- Task statement: Read the listing below and copy out every line that holds "Distanz".

- Available data:
◆ ◆ ◆ ◆ ◆
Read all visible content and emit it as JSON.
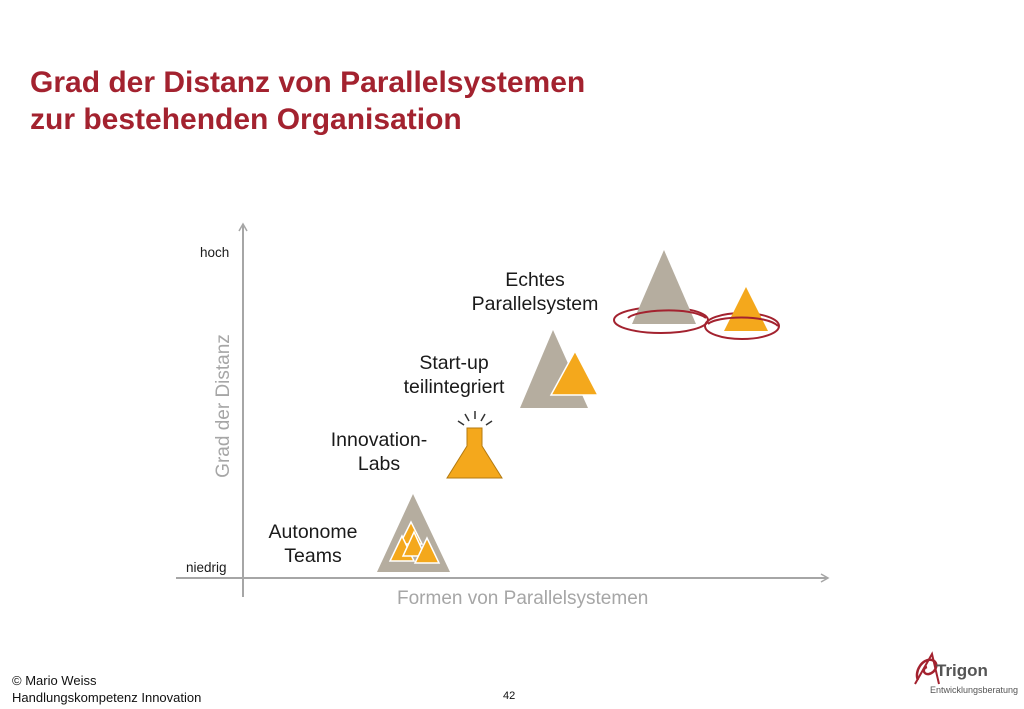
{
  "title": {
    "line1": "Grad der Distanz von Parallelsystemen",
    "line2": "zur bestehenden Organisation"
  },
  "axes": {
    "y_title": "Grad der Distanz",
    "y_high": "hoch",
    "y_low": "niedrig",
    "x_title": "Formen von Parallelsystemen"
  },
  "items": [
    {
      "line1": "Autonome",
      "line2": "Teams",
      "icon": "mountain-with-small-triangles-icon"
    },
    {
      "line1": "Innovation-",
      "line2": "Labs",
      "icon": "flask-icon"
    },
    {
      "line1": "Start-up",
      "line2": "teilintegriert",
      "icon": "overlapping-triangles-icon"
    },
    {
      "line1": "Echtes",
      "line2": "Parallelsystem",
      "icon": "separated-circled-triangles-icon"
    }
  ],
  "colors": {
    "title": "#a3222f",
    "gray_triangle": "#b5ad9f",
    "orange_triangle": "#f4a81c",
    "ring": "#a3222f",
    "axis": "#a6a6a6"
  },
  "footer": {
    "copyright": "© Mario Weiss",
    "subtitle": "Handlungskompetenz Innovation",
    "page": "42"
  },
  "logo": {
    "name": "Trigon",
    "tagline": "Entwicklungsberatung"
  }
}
◆ ◆ ◆ ◆ ◆
- Solved exercise:
    "line1": "Grad der Distanz von Parallelsystemen",
    "y_title": "Grad der Distanz",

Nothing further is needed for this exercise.